▶ _SHORT TASK_
Say how many lines contain the word "text". Only the number should be given.
** Begin INPUT RECORDS **
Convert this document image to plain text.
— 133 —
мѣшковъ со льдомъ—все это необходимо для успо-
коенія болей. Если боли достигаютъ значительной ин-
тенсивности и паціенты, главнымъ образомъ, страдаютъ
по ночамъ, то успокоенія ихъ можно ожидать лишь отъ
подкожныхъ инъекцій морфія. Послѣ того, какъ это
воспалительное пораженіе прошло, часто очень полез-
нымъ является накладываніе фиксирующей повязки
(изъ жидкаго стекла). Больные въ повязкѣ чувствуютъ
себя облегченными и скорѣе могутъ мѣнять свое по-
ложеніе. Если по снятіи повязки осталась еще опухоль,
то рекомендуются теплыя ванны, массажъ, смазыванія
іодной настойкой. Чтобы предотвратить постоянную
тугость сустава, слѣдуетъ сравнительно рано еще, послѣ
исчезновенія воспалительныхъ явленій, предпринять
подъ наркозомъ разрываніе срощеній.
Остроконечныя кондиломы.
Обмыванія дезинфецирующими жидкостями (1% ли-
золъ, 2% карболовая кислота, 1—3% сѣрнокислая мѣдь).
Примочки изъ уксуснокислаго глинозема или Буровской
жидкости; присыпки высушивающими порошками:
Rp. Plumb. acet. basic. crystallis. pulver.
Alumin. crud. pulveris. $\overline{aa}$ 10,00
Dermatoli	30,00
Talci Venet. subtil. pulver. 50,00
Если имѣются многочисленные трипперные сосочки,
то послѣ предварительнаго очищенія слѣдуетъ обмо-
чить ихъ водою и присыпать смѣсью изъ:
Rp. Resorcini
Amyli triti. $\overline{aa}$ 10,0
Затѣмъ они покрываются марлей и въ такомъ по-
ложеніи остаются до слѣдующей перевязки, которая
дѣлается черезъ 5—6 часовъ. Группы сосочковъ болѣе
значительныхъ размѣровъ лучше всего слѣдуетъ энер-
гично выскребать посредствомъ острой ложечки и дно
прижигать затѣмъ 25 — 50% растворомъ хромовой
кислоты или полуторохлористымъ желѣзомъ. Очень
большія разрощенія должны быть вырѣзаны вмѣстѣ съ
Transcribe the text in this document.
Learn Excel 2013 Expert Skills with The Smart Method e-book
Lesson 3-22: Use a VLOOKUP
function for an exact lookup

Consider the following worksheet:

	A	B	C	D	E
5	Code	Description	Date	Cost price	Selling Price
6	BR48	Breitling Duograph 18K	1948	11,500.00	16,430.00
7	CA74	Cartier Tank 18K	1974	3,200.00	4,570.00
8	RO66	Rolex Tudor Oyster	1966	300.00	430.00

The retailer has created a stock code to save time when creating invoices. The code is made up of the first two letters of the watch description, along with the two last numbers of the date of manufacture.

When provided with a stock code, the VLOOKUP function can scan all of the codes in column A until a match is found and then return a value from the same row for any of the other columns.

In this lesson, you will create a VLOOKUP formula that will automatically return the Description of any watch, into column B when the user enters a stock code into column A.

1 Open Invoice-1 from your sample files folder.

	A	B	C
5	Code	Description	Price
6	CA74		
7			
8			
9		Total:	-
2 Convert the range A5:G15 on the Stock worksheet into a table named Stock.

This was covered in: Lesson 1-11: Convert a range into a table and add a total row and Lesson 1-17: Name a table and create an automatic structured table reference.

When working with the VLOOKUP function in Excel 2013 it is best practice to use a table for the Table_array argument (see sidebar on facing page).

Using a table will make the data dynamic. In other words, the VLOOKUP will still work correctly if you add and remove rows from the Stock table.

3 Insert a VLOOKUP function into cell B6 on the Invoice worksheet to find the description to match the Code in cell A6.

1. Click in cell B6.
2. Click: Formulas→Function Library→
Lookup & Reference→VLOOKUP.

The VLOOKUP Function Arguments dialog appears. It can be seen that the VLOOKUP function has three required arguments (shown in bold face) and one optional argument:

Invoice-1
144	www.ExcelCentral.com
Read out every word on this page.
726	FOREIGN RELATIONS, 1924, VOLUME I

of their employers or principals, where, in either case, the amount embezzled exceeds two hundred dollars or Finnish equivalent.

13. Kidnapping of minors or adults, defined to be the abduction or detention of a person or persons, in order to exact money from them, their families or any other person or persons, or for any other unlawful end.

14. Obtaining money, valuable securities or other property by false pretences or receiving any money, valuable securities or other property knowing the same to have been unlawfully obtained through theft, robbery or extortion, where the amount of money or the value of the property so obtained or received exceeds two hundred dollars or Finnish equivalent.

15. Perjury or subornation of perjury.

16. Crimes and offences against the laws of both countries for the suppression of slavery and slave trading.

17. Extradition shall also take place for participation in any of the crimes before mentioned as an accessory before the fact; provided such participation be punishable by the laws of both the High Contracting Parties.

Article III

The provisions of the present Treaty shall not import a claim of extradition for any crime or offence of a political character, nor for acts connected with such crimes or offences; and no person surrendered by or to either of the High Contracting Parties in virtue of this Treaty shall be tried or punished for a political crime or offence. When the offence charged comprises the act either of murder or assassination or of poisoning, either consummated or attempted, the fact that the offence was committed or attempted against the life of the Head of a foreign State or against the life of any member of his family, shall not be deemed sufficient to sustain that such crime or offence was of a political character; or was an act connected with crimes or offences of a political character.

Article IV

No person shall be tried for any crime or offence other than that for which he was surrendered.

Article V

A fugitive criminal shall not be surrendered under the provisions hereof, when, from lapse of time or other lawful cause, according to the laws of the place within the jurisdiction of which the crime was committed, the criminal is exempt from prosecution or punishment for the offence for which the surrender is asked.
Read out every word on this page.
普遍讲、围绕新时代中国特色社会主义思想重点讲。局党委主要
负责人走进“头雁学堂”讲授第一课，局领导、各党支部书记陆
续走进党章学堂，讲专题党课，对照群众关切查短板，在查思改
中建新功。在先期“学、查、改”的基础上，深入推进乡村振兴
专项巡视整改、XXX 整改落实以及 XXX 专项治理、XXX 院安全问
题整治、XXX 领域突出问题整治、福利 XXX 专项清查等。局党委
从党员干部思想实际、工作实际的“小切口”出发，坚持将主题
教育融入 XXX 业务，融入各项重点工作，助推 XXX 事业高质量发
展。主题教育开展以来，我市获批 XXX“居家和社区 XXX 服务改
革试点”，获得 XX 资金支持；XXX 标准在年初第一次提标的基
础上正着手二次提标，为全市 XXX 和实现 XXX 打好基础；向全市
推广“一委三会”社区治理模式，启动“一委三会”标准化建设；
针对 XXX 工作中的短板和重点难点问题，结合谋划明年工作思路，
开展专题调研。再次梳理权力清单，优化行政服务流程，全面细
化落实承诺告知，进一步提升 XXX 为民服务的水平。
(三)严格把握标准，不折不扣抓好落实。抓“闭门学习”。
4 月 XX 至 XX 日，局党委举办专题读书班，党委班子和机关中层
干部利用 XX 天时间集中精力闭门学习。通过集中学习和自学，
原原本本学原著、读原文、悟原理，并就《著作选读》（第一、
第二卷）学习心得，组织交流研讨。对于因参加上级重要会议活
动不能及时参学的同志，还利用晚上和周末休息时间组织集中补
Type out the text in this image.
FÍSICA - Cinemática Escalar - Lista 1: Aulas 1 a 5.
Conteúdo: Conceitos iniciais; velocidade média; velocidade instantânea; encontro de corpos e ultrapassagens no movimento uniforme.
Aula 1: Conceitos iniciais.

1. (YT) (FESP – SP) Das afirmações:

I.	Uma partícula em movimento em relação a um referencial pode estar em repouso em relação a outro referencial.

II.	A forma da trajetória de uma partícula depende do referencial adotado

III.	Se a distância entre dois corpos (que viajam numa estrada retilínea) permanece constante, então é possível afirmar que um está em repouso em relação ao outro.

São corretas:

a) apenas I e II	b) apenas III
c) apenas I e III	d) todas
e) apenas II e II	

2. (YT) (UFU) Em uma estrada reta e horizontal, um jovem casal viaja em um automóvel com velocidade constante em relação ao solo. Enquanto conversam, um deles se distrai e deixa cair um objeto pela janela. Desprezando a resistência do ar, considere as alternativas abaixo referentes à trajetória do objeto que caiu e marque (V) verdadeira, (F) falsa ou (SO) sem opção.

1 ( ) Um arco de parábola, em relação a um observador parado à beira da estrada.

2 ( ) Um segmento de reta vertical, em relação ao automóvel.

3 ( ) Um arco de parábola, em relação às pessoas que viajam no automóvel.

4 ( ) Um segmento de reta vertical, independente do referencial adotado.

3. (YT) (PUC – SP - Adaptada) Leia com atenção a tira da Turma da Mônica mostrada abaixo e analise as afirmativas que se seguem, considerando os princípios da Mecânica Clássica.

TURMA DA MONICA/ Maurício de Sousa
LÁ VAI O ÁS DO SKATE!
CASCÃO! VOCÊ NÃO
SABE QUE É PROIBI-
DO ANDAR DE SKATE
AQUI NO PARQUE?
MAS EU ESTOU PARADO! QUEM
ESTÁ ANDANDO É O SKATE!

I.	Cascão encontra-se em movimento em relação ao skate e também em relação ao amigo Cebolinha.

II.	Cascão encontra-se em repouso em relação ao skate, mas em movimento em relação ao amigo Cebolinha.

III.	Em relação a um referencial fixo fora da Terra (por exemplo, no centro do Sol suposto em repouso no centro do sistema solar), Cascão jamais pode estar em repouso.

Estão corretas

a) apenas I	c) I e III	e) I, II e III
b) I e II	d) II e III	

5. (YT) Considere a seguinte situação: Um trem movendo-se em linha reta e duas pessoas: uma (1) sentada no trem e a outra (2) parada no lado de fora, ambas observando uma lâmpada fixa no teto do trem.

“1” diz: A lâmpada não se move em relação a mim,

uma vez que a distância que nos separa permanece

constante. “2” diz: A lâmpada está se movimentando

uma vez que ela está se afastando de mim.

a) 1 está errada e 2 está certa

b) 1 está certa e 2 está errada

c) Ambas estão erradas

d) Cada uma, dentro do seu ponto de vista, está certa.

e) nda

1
** End INPUT RECORDS **
▶ _COMPLETED TASK_
3